Data records
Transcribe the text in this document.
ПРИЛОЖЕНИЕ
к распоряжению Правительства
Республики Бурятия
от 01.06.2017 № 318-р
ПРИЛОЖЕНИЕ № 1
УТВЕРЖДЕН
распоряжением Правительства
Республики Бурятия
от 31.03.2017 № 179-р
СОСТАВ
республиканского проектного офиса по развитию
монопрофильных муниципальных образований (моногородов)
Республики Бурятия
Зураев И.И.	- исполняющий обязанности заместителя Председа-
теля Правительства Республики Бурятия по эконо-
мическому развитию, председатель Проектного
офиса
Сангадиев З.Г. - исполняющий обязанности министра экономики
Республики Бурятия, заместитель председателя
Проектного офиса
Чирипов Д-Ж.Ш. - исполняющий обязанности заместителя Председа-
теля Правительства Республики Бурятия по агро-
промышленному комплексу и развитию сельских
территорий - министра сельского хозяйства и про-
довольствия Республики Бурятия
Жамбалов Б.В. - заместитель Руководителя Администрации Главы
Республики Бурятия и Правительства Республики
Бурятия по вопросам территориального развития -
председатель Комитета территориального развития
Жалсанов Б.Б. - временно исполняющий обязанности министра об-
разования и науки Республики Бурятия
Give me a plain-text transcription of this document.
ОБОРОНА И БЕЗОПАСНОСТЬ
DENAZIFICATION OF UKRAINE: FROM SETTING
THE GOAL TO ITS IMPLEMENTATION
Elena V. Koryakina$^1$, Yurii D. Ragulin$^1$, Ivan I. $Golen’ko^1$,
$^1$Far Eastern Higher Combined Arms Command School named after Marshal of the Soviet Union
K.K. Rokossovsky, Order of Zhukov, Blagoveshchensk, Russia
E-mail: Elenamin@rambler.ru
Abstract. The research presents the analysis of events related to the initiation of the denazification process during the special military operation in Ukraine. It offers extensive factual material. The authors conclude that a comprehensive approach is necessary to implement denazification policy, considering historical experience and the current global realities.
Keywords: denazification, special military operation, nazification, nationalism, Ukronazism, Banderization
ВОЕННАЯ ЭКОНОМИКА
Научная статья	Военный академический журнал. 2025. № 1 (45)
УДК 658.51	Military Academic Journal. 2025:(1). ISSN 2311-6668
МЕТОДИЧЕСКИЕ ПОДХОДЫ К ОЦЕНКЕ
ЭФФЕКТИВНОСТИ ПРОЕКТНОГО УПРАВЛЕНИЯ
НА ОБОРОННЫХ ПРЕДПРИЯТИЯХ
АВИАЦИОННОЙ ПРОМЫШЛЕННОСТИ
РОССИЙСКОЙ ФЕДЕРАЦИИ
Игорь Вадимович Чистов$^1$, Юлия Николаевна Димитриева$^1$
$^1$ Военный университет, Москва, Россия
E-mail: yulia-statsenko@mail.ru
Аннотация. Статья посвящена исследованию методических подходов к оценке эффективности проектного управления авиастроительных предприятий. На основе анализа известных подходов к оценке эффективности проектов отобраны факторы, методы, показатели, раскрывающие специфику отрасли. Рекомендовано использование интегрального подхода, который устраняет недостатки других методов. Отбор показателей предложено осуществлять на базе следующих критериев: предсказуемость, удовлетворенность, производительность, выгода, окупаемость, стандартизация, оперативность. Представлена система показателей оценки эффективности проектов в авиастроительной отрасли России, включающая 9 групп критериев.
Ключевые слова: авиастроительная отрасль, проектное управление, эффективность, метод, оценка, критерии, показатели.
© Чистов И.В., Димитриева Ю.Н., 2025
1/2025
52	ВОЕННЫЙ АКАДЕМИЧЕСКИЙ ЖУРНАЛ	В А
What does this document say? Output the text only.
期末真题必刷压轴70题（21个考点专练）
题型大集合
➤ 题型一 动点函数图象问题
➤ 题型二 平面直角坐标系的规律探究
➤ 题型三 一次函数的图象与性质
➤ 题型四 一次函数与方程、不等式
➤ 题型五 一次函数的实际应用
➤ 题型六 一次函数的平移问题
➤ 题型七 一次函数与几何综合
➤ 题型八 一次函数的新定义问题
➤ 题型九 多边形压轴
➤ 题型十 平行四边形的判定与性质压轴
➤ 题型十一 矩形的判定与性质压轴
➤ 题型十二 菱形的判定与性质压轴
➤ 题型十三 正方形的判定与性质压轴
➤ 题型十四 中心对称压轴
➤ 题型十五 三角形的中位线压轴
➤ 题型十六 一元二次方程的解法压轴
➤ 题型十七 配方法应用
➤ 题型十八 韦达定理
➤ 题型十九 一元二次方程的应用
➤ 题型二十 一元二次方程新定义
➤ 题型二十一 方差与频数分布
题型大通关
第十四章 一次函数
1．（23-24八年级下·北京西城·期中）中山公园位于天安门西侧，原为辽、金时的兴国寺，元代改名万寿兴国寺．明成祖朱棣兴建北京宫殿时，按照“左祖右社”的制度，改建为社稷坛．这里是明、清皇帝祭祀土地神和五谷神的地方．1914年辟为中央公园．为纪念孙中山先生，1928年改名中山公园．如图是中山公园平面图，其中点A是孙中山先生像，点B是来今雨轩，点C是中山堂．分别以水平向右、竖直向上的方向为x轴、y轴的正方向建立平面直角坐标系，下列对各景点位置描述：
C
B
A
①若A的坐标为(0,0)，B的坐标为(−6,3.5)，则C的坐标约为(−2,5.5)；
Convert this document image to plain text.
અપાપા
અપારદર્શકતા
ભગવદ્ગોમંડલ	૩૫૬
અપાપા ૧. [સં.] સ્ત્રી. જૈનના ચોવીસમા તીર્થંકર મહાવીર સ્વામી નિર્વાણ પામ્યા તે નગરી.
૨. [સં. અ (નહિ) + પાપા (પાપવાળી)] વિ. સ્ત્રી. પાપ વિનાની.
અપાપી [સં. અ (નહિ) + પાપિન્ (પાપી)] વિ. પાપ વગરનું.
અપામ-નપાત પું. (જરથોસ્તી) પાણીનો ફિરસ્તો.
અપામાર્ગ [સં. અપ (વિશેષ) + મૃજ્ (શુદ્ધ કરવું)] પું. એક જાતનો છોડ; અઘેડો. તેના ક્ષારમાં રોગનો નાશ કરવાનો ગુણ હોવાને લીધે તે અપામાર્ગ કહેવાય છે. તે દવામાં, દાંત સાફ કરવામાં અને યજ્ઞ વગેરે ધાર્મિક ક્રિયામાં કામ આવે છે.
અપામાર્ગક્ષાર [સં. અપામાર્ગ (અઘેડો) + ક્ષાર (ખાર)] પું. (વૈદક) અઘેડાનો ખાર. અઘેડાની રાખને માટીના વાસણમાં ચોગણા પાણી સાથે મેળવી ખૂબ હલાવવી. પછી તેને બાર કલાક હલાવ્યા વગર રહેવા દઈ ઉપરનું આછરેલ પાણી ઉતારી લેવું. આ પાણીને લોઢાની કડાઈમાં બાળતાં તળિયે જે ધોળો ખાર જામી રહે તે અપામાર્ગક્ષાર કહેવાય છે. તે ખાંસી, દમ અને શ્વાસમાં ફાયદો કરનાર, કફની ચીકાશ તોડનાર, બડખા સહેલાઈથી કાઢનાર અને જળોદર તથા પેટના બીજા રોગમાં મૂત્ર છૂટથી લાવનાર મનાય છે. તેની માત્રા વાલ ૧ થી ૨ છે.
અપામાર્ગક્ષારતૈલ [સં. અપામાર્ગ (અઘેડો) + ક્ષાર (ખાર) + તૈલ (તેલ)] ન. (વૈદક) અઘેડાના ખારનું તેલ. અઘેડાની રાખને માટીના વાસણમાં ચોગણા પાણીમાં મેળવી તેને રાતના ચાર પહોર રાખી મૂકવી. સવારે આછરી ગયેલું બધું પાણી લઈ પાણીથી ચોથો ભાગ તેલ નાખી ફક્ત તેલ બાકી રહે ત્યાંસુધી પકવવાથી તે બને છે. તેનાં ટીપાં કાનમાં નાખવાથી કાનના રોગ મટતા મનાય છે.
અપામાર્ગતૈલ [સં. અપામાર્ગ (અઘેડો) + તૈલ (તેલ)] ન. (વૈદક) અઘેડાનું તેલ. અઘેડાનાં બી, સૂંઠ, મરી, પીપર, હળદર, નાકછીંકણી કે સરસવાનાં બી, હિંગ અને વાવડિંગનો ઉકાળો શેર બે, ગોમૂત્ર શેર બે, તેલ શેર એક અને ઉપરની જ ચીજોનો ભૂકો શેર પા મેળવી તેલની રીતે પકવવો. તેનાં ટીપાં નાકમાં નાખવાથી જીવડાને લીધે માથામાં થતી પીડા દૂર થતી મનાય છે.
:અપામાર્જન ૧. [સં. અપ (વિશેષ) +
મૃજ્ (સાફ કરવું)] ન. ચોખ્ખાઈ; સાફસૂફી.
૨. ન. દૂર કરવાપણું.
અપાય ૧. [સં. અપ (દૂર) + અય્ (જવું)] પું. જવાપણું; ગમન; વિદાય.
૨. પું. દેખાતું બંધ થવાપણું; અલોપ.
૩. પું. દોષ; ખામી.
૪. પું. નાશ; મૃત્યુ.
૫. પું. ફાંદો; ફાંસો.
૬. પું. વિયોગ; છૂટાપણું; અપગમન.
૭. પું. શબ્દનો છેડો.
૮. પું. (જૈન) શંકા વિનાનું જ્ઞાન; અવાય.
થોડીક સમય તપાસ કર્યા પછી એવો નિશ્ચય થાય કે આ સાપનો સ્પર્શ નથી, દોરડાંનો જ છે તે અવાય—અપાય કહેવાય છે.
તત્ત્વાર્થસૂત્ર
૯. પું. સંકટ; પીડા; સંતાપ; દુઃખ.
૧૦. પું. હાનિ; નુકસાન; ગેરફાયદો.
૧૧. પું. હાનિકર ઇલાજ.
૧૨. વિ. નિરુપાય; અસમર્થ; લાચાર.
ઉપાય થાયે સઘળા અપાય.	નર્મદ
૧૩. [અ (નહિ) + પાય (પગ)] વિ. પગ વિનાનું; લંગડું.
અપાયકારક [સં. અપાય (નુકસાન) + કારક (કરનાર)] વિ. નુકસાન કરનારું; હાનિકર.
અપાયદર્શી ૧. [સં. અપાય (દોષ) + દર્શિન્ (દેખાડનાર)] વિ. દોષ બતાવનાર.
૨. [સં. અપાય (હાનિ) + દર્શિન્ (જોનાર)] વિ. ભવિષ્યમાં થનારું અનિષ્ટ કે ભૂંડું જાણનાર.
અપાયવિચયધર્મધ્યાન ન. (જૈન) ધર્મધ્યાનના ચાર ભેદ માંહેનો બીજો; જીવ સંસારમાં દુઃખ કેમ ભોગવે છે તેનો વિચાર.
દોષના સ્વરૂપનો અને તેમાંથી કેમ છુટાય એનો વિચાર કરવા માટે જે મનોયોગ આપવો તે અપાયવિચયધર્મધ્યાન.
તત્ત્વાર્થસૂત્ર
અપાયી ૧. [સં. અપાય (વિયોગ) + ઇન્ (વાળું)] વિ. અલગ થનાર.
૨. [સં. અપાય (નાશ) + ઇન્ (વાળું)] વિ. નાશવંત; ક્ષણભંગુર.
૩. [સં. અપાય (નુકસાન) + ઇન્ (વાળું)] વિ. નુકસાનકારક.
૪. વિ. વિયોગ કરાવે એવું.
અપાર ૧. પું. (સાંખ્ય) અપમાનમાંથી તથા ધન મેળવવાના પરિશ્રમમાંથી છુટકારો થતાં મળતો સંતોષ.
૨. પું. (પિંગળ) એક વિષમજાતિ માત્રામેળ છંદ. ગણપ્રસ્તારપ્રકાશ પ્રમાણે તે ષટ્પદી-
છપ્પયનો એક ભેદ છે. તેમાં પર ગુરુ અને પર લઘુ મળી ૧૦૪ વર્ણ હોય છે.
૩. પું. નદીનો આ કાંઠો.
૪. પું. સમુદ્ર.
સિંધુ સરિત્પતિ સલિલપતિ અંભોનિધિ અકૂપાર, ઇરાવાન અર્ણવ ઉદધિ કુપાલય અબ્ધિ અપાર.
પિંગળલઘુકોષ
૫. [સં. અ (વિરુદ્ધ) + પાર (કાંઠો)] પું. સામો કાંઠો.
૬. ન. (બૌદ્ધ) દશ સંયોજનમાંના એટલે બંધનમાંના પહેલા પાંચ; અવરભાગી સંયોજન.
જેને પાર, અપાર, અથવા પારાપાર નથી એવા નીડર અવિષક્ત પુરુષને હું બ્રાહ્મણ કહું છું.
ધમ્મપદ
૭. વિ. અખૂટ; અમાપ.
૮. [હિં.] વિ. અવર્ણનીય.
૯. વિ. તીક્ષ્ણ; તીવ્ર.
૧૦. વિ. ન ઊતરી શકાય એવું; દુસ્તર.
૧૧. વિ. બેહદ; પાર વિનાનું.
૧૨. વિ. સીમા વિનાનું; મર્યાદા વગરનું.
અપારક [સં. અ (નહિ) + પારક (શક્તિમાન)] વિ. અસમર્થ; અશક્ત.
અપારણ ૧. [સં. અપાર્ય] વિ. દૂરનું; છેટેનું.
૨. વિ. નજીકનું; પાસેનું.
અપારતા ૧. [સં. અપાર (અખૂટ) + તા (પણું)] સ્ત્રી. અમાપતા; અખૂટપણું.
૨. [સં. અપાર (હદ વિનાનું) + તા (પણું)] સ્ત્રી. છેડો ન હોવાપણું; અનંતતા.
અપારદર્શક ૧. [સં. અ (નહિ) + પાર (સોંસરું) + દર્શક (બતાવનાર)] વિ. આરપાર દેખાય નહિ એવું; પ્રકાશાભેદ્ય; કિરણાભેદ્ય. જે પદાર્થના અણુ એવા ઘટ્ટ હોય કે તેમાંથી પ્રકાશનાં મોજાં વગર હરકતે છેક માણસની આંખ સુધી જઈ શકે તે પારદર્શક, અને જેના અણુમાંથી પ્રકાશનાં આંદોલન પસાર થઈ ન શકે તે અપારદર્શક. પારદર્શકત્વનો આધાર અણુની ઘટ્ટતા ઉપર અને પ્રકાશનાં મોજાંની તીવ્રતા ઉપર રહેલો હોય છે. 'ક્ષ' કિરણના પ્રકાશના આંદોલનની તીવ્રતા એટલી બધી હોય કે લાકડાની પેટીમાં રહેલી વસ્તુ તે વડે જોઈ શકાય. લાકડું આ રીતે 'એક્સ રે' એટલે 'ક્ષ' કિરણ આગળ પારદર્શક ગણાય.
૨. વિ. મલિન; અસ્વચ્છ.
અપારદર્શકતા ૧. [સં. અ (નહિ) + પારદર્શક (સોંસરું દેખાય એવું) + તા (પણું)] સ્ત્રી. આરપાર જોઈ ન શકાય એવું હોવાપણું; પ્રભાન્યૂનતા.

§ **WHAT IS NEEDED**: Gather each line that holds "ચયધર".

§ **EXERCISE RESULT**:
અપાયવિચયધર્મધ્યાન ન. (જૈન) ધર્મધ્યાનના ચાર ભેદ માંહેનો બીજો; જીવ સંસારમાં દુઃખ કેમ ભોગવે છે તેનો વિચાર.
દોષના સ્વરૂપનો અને તેમાંથી કેમ છુટાય એનો વિચાર કરવા માટે જે મનોયોગ આપવો તે અપાયવિચયધર્મધ્યાન.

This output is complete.